## Records supplied
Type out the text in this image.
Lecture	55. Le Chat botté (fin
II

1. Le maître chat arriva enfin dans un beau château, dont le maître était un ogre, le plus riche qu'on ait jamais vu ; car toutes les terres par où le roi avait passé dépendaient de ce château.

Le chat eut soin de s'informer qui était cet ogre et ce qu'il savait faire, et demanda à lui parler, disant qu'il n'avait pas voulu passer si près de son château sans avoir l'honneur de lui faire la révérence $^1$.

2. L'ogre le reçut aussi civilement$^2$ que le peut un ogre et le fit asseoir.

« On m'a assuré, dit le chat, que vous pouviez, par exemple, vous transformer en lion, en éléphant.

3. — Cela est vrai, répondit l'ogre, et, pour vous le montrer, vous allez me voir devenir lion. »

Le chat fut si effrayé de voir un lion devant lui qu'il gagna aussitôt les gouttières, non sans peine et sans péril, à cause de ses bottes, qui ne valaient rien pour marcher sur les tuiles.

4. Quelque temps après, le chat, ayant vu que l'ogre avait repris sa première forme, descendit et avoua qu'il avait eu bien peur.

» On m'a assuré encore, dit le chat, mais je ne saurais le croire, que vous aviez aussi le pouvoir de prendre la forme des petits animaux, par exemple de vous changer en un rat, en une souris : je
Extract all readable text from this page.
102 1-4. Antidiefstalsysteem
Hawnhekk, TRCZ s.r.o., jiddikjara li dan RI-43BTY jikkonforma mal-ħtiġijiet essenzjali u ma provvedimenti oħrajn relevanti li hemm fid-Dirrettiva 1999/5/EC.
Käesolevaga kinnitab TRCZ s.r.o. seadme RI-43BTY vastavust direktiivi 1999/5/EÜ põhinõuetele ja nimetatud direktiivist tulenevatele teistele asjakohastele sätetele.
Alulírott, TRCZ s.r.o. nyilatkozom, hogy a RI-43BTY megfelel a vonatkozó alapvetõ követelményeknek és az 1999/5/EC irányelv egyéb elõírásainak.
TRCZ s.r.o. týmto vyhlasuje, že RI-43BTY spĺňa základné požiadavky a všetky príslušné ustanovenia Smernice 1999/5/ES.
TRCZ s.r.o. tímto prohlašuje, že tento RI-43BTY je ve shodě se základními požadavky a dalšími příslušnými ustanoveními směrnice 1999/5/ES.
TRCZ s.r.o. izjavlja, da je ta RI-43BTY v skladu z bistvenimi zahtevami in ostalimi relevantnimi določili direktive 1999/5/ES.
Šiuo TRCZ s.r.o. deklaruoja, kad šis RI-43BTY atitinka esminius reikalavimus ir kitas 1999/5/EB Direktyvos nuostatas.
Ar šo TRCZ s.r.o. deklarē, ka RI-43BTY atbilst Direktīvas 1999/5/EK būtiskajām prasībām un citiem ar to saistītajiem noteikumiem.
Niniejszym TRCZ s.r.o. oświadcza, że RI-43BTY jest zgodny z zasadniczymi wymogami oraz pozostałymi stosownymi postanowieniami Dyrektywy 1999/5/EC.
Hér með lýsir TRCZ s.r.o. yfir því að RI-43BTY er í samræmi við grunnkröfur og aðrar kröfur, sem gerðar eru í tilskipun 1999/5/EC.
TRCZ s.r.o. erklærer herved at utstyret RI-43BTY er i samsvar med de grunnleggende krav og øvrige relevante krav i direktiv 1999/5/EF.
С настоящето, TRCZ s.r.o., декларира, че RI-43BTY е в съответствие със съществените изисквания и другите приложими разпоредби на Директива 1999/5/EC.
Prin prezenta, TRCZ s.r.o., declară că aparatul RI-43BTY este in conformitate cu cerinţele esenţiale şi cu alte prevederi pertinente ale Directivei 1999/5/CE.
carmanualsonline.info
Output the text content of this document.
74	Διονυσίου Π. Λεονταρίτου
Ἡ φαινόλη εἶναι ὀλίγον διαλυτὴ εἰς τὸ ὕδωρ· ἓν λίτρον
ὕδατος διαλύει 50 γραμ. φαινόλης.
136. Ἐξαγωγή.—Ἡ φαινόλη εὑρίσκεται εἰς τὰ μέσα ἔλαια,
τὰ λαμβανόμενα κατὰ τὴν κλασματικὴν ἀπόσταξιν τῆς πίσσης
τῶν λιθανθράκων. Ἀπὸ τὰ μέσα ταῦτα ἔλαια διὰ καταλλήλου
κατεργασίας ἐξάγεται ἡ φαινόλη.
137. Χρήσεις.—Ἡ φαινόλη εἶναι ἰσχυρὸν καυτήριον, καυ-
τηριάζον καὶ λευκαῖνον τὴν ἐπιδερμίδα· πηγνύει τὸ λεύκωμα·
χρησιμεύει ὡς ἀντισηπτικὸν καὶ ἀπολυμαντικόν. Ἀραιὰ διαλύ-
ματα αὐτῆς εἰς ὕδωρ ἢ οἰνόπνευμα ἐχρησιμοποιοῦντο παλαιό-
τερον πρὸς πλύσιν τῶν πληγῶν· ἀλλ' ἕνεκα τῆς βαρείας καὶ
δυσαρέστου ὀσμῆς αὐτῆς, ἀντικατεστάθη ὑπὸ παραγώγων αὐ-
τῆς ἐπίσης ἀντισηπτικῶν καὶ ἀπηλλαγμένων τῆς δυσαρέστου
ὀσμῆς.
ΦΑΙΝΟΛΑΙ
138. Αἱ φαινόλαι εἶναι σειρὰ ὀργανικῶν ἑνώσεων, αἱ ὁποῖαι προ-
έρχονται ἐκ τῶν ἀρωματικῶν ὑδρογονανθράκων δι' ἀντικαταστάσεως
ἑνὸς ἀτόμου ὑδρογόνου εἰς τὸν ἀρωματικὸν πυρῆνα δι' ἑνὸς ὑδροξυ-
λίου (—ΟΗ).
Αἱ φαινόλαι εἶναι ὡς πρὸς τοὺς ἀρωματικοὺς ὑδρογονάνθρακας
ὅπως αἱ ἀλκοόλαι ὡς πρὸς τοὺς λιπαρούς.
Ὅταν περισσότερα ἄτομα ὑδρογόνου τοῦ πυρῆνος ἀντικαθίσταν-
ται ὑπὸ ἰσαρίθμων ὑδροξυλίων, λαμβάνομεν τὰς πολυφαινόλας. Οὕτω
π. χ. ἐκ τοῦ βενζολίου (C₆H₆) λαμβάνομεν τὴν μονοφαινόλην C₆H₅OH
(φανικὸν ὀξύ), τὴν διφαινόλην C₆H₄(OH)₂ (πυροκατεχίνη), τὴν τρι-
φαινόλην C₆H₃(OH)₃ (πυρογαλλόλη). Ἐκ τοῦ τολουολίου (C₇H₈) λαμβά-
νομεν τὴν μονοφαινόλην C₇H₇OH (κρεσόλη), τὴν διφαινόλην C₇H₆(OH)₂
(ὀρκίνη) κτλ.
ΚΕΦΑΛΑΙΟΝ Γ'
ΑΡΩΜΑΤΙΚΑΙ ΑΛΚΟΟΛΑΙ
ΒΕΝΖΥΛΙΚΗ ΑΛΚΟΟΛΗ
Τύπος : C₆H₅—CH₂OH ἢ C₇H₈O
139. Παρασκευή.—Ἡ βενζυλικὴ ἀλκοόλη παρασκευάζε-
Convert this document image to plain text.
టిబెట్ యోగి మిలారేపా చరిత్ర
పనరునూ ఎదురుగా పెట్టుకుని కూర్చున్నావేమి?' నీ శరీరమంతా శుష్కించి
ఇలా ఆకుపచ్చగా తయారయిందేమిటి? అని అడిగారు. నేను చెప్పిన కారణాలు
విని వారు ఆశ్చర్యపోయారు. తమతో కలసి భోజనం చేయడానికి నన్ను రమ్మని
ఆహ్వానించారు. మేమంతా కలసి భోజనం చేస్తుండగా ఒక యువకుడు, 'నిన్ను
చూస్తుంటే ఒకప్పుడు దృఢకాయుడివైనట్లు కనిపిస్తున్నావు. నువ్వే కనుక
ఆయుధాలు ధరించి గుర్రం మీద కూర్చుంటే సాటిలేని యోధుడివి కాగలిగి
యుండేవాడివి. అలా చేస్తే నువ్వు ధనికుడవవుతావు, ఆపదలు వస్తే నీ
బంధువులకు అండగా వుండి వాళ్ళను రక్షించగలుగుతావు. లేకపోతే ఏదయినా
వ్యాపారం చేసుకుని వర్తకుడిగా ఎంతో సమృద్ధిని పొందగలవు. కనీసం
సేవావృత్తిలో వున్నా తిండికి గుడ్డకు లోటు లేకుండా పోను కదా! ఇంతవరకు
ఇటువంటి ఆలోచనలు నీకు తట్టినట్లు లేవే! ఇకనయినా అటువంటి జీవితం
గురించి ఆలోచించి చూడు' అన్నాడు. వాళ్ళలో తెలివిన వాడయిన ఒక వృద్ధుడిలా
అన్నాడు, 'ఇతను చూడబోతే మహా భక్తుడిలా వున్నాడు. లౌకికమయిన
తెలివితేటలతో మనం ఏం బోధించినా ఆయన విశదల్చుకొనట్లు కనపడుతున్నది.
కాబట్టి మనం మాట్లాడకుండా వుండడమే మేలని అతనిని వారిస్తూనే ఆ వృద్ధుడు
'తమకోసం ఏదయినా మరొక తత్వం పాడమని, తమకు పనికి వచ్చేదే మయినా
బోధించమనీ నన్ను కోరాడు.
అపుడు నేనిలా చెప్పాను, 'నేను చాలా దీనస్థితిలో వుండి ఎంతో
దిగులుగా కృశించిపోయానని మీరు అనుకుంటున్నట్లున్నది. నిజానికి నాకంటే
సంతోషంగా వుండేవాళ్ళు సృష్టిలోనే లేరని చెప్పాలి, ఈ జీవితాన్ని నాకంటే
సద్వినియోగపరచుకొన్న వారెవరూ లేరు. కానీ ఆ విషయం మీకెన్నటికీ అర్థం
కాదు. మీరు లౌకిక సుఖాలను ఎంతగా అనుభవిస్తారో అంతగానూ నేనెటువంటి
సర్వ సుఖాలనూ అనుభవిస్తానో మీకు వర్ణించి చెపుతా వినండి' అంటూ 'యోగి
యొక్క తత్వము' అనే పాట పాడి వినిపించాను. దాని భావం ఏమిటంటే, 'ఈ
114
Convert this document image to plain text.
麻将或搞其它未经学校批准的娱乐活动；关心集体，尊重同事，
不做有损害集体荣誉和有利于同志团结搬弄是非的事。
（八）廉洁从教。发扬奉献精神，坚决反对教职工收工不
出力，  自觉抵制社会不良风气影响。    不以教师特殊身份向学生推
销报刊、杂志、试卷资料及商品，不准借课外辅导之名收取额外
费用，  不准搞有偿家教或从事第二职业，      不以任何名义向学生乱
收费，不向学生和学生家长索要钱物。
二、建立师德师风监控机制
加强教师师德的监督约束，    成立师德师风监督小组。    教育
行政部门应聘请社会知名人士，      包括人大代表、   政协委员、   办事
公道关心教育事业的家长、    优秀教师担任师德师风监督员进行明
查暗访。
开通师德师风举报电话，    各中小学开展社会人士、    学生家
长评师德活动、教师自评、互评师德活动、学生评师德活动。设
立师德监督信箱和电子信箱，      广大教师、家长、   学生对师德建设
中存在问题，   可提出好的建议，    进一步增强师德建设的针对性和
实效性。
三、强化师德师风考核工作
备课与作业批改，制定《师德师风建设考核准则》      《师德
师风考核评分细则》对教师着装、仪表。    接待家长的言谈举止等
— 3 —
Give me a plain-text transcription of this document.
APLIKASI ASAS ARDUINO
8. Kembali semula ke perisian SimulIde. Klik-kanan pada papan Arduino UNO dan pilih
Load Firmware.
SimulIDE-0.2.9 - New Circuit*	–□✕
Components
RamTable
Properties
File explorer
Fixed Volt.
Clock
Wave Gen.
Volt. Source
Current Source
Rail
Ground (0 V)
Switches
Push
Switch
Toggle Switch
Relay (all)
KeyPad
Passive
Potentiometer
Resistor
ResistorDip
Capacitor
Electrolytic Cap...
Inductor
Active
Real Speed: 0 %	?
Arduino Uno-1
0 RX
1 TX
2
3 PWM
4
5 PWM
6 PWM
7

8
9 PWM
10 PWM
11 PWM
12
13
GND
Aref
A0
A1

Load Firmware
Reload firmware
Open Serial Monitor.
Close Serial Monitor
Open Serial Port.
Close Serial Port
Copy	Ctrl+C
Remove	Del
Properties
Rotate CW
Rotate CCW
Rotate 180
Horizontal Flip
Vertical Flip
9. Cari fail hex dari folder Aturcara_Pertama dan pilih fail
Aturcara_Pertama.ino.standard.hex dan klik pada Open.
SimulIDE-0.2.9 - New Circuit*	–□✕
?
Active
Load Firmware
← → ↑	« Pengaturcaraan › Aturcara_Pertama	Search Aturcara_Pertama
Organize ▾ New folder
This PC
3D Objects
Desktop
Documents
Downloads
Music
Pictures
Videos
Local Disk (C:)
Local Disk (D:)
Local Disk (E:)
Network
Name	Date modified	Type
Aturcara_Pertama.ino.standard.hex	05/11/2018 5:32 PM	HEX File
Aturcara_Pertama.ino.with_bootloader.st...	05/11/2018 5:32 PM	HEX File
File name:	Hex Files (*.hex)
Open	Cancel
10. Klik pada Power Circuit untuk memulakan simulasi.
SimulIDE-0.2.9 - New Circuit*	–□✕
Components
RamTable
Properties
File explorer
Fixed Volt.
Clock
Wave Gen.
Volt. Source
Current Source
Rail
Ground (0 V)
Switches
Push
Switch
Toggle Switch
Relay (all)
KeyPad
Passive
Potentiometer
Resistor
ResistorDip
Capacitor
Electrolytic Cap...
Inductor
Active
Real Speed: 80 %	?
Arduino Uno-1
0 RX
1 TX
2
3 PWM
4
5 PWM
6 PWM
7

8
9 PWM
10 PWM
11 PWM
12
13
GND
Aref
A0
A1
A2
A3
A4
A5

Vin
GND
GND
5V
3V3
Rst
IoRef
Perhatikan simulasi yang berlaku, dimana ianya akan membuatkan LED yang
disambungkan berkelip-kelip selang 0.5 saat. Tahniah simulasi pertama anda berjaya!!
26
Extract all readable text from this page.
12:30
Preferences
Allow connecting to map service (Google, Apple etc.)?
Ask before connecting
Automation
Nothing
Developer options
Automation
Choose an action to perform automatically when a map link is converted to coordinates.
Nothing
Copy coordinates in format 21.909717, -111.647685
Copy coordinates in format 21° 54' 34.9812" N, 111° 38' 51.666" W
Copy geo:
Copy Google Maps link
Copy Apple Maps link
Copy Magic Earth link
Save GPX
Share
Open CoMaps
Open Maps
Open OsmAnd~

## Requirements
How many lines of the listing above include the word "pour"? Reply with the number alone.

## Result
2